• _Task instructions_
Every line with the word "title" in it should be extracted from the data that follows.

[Figure record extracts]

####################

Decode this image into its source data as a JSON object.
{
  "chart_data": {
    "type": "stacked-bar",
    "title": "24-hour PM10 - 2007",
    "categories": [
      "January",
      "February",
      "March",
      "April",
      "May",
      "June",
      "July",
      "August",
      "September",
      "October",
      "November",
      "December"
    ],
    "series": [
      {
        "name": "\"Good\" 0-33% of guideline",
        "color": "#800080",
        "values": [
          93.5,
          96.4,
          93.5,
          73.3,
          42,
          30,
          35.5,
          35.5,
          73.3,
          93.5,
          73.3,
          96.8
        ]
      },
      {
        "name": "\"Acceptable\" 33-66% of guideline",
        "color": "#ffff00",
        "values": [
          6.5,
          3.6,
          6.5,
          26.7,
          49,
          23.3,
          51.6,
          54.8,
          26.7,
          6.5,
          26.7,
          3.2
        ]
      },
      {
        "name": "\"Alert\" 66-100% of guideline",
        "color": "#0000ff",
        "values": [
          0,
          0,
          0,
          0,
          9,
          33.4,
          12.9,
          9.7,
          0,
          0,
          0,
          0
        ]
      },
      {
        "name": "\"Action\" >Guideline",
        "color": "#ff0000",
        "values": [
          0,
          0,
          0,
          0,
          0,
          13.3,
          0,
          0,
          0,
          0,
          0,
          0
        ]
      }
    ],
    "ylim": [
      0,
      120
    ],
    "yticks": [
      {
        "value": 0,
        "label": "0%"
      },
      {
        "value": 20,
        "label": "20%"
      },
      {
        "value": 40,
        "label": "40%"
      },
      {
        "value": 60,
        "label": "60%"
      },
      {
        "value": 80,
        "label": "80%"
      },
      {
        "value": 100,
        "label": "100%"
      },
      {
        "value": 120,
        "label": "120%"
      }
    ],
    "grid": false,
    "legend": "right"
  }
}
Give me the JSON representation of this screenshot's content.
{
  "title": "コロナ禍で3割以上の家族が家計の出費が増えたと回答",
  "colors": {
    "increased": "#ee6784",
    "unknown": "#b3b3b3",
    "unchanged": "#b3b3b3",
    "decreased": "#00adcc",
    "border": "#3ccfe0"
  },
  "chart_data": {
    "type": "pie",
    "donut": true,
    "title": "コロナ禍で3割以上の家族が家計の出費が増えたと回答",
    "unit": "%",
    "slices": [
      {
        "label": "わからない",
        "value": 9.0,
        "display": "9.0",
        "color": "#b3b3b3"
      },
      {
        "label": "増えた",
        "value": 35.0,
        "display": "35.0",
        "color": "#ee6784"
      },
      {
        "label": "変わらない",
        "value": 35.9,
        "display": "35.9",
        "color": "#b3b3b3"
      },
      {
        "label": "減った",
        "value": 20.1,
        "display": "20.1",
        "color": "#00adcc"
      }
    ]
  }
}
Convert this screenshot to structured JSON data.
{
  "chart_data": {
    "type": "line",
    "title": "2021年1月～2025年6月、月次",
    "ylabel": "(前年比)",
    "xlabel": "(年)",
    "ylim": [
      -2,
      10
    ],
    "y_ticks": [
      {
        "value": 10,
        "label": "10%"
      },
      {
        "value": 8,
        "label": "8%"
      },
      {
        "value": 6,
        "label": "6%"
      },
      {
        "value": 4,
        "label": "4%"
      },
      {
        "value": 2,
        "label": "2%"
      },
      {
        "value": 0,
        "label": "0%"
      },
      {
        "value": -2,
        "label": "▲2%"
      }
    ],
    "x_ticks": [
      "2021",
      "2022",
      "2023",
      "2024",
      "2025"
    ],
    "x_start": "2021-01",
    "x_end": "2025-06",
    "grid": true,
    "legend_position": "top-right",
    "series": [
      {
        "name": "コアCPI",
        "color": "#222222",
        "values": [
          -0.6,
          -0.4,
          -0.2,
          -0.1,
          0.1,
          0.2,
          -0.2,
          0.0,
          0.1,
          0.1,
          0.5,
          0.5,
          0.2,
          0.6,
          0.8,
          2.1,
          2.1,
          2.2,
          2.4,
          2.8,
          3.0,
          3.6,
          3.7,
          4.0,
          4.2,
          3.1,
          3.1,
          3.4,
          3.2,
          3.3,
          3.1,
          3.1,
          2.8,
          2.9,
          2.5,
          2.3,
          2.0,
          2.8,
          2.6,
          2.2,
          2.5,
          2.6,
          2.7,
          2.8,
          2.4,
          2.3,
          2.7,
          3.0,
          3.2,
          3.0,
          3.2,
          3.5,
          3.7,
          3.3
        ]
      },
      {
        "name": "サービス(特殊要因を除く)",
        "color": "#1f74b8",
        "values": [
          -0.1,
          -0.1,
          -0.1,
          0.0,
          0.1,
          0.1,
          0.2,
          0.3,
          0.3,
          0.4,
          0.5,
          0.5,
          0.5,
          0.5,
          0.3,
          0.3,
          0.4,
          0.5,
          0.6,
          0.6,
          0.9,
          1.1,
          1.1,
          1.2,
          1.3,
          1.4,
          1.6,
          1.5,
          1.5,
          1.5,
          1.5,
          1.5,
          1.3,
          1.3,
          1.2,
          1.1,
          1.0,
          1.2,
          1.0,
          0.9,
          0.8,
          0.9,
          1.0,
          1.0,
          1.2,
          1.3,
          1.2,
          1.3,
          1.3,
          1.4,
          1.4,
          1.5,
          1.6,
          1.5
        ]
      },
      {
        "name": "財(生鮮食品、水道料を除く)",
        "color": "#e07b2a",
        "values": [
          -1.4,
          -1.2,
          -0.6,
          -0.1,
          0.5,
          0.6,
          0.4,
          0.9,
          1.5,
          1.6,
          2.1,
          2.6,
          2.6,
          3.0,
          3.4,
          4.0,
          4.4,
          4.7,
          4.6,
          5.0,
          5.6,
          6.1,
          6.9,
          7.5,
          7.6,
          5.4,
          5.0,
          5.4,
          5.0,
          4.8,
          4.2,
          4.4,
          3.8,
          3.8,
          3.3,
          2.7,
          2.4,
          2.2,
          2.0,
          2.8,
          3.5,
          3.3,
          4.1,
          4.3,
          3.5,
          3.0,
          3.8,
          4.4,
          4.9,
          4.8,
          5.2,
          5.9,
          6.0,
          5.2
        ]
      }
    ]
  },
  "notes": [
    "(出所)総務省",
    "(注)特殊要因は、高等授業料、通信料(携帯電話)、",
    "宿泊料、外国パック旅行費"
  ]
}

####################

• _Output for this exercise_
    "title": "24-hour PM10 - 2007",
  "title": "コロナ禍で3割以上の家族が家計の出費が増えたと回答",
    "title": "コロナ禍で3割以上の家族が家計の出費が増えたと回答",
    "title": "2021年1月～2025年6月、月次",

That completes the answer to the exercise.